(Items from a figure collection)
▬▬▬

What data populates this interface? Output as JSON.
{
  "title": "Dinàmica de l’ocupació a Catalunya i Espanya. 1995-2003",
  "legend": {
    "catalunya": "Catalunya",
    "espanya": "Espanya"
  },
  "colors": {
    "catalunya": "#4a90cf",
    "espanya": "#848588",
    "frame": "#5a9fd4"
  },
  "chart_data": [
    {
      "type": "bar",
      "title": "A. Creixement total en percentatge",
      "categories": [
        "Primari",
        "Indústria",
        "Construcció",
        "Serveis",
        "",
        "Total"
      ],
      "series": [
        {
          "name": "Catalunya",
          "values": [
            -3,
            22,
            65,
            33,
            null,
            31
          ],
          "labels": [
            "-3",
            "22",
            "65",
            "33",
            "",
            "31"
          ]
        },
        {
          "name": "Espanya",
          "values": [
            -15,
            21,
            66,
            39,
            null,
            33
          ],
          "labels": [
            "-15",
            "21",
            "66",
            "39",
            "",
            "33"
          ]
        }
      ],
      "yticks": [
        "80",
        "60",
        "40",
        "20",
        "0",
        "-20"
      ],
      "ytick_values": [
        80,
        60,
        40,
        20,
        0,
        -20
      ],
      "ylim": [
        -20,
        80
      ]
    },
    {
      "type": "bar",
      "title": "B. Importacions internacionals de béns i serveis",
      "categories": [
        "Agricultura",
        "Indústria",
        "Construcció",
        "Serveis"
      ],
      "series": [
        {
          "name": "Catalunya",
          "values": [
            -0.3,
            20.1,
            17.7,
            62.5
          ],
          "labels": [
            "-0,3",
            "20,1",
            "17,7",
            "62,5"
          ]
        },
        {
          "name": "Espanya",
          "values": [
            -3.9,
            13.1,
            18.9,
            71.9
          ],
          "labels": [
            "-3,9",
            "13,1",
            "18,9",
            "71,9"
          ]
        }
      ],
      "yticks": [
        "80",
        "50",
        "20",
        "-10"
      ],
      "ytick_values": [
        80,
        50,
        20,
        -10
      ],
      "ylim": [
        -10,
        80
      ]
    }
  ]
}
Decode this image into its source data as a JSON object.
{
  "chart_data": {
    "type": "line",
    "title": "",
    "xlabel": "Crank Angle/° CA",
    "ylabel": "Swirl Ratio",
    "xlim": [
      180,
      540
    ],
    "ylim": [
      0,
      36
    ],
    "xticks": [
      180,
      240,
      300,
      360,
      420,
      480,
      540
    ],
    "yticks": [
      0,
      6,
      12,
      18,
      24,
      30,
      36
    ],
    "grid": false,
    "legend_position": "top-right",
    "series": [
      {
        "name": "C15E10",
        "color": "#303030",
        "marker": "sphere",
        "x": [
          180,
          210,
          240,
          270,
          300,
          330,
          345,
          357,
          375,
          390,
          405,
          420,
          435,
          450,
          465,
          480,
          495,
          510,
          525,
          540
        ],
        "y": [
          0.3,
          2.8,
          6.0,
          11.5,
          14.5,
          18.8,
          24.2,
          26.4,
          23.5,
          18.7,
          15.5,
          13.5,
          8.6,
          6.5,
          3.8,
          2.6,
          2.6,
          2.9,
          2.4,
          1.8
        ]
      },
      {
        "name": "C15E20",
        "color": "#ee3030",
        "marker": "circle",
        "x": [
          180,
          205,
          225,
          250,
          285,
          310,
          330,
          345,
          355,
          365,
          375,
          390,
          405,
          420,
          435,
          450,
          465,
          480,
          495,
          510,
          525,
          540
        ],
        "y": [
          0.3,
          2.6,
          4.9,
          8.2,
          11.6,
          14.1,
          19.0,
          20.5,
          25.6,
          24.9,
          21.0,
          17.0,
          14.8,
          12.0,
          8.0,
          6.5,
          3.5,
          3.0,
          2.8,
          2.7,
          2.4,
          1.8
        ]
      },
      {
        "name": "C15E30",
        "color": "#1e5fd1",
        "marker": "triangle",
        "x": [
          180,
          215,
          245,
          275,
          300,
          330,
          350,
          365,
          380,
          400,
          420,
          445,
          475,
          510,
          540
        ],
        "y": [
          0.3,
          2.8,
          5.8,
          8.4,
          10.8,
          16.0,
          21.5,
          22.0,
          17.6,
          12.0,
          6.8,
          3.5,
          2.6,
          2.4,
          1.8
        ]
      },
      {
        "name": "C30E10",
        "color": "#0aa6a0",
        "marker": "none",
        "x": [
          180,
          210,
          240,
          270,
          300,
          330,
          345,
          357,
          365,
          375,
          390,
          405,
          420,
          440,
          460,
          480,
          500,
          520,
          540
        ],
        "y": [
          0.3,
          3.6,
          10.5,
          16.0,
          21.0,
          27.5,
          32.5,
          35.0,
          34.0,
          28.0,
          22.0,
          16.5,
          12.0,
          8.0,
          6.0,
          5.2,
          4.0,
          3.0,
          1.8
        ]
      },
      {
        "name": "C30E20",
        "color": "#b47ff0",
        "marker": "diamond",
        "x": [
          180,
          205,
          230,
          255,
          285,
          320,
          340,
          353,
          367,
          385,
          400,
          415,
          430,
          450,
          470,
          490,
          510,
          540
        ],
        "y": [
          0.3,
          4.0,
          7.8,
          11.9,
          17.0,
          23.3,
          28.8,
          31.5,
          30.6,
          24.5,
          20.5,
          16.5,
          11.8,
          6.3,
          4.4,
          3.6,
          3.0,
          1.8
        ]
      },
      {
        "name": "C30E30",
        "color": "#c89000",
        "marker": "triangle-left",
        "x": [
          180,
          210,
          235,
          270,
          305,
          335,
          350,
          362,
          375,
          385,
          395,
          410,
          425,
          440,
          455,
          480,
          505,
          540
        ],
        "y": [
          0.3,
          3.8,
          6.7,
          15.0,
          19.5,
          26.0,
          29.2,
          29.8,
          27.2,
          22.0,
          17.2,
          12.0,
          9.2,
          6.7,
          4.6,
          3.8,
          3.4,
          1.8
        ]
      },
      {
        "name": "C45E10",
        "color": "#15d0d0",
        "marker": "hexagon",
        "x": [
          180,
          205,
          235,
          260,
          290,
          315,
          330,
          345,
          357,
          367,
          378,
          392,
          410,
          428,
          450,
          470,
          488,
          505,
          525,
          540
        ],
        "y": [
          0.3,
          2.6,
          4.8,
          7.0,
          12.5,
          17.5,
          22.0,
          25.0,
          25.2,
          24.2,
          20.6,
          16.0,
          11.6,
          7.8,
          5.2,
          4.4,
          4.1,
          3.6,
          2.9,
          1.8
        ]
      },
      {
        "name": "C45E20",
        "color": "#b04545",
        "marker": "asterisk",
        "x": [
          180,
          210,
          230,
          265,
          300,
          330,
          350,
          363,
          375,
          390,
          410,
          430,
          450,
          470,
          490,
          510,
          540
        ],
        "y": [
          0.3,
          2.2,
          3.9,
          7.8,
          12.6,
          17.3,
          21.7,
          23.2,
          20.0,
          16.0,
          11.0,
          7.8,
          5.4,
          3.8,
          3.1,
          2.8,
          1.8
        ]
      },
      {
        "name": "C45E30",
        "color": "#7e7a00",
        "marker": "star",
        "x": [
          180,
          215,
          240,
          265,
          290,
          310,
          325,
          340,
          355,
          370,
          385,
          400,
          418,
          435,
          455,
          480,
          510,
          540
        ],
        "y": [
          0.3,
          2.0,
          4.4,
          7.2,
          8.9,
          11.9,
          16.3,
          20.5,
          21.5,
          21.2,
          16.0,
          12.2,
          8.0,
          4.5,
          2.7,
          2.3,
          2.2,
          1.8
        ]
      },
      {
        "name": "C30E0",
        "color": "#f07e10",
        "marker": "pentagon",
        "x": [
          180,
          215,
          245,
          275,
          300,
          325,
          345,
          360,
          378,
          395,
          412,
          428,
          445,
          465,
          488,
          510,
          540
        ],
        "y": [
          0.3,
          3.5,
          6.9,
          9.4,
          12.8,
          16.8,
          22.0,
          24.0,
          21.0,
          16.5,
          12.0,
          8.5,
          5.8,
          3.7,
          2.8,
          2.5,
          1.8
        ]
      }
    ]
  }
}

▬▬▬

▶ _GIVEN PROBLEM_
Return every line containing "marker".

▶ _RESPONSE TO THE EXERCISE_
        "marker": "sphere",
        "marker": "circle",
        "marker": "triangle",
        "marker": "none",
        "marker": "diamond",
        "marker": "triangle-left",
        "marker": "hexagon",
        "marker": "asterisk",
        "marker": "star",
        "marker": "pentagon",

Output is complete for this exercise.